*Challenge:* Make an exact copy of all the entries, with the pictures left out.

**********

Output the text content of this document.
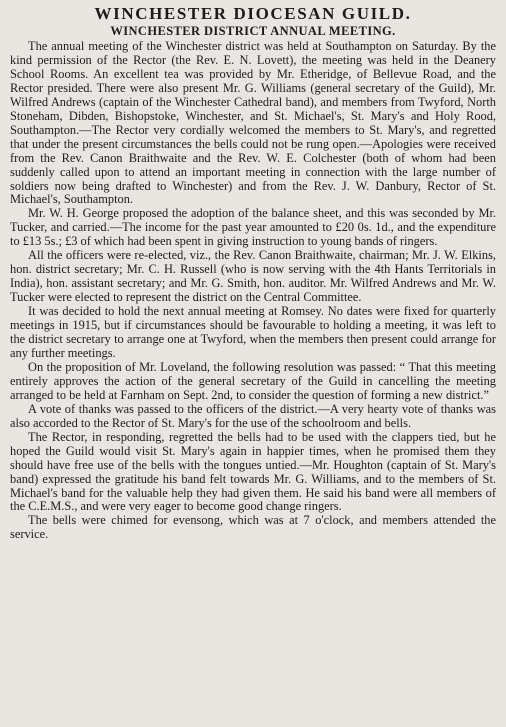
WINCHESTER DIOCESAN GUILD.
WINCHESTER DISTRICT ANNUAL MEETING.

The annual meeting of the Winchester district was held at Southampton on Saturday. By the kind permission of the Rector (the Rev. E. N. Lovett), the meeting was held in the Deanery School Rooms. An excellent tea was provided by Mr. Etheridge, of Bellevue Road, and the Rector presided. There were also present Mr. G. Williams (general secretary of the Guild), Mr. Wilfred Andrews (captain of the Winchester Cathedral band), and members from Twyford, North Stoneham, Dibden, Bishopstoke, Winchester, and St. Michael's, St. Mary's and Holy Rood, Southampton.—The Rector very cordially welcomed the members to St. Mary's, and regretted that under the present circumstances the bells could not be rung open.—Apologies were received from the Rev. Canon Braithwaite and the Rev. W. E. Colchester (both of whom had been suddenly called upon to attend an important meeting in connection with the large number of soldiers now being drafted to Winchester) and from the Rev. J. W. Danbury, Rector of St. Michael's, Southampton.

Mr. W. H. George proposed the adoption of the balance sheet, and this was seconded by Mr. Tucker, and carried.—The income for the past year amounted to £20 0s. 1d., and the expenditure to £13 5s.; £3 of which had been spent in giving instruction to young bands of ringers.

All the officers were re-elected, viz., the Rev. Canon Braithwaite, chairman; Mr. J. W. Elkins, hon. district secretary; Mr. C. H. Russell (who is now serving with the 4th Hants Territorials in India), hon. assistant secretary; and Mr. G. Smith, hon. auditor. Mr. Wilfred Andrews and Mr. W. Tucker were elected to represent the district on the Central Committee.

It was decided to hold the next annual meeting at Romsey. No dates were fixed for quarterly meetings in 1915, but if circumstances should be favourable to holding a meeting, it was left to the district secretary to arrange one at Twyford, when the members then present could arrange for any further meetings.

On the proposition of Mr. Loveland, the following resolution was passed: “ That this meeting entirely approves the action of the general secretary of the Guild in cancelling the meeting arranged to be held at Farnham on Sept. 2nd, to consider the question of forming a new district.”

A vote of thanks was passed to the officers of the district.—A very hearty vote of thanks was also accorded to the Rector of St. Mary's for the use of the schoolroom and bells.

The Rector, in responding, regretted the bells had to be used with the clappers tied, but he hoped the Guild would visit St. Mary's again in happier times, when he promised them they should have free use of the bells with the tongues untied.—Mr. Houghton (captain of St. Mary's band) expressed the gratitude his band felt towards Mr. G. Williams, and to the members of St. Michael's band for the valuable help they had given them. He said his band were all members of the C.E.M.S., and were very eager to become good change ringers.

The bells were chimed for evensong, which was at 7 o'clock, and members attended the service.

**********

*Worked answer:*
Output the text content of this document.
WINCHESTER DIOCESAN GUILD.
WINCHESTER DISTRICT ANNUAL MEETING.

The annual meeting of the Winchester district was held at Southampton on Saturday. By the kind permission of the Rector (the Rev. E. N. Lovett), the meeting was held in the Deanery School Rooms. An excellent tea was provided by Mr. Etheridge, of Bellevue Road, and the Rector presided. There were also present Mr. G. Williams (general secretary of the Guild), Mr. Wilfred Andrews (captain of the Winchester Cathedral band), and members from Twyford, North Stoneham, Dibden, Bishopstoke, Winchester, and St. Michael's, St. Mary's and Holy Rood, Southampton.—The Rector very cordially welcomed the members to St. Mary's, and regretted that under the present circumstances the bells could not be rung open.—Apologies were received from the Rev. Canon Braithwaite and the Rev. W. E. Colchester (both of whom had been suddenly called upon to attend an important meeting in connection with the large number of soldiers now being drafted to Winchester) and from the Rev. J. W. Danbury, Rector of St. Michael's, Southampton.

Mr. W. H. George proposed the adoption of the balance sheet, and this was seconded by Mr. Tucker, and carried.—The income for the past year amounted to £20 0s. 1d., and the expenditure to £13 5s.; £3 of which had been spent in giving instruction to young bands of ringers.

All the officers were re-elected, viz., the Rev. Canon Braithwaite, chairman; Mr. J. W. Elkins, hon. district secretary; Mr. C. H. Russell (who is now serving with the 4th Hants Territorials in India), hon. assistant secretary; and Mr. G. Smith, hon. auditor. Mr. Wilfred Andrews and Mr. W. Tucker were elected to represent the district on the Central Committee.

It was decided to hold the next annual meeting at Romsey. No dates were fixed for quarterly meetings in 1915, but if circumstances should be favourable to holding a meeting, it was left to the district secretary to arrange one at Twyford, when the members then present could arrange for any further meetings.

On the proposition of Mr. Loveland, the following resolution was passed: “ That this meeting entirely approves the action of the general secretary of the Guild in cancelling the meeting arranged to be held at Farnham on Sept. 2nd, to consider the question of forming a new district.”

A vote of thanks was passed to the officers of the district.—A very hearty vote of thanks was also accorded to the Rector of St. Mary's for the use of the schoolroom and bells.

The Rector, in responding, regretted the bells had to be used with the clappers tied, but he hoped the Guild would visit St. Mary's again in happier times, when he promised them they should have free use of the bells with the tongues untied.—Mr. Houghton (captain of St. Mary's band) expressed the gratitude his band felt towards Mr. G. Williams, and to the members of St. Michael's band for the valuable help they had given them. He said his band were all members of the C.E.M.S., and were very eager to become good change ringers.

The bells were chimed for evensong, which was at 7 o'clock, and members attended the service.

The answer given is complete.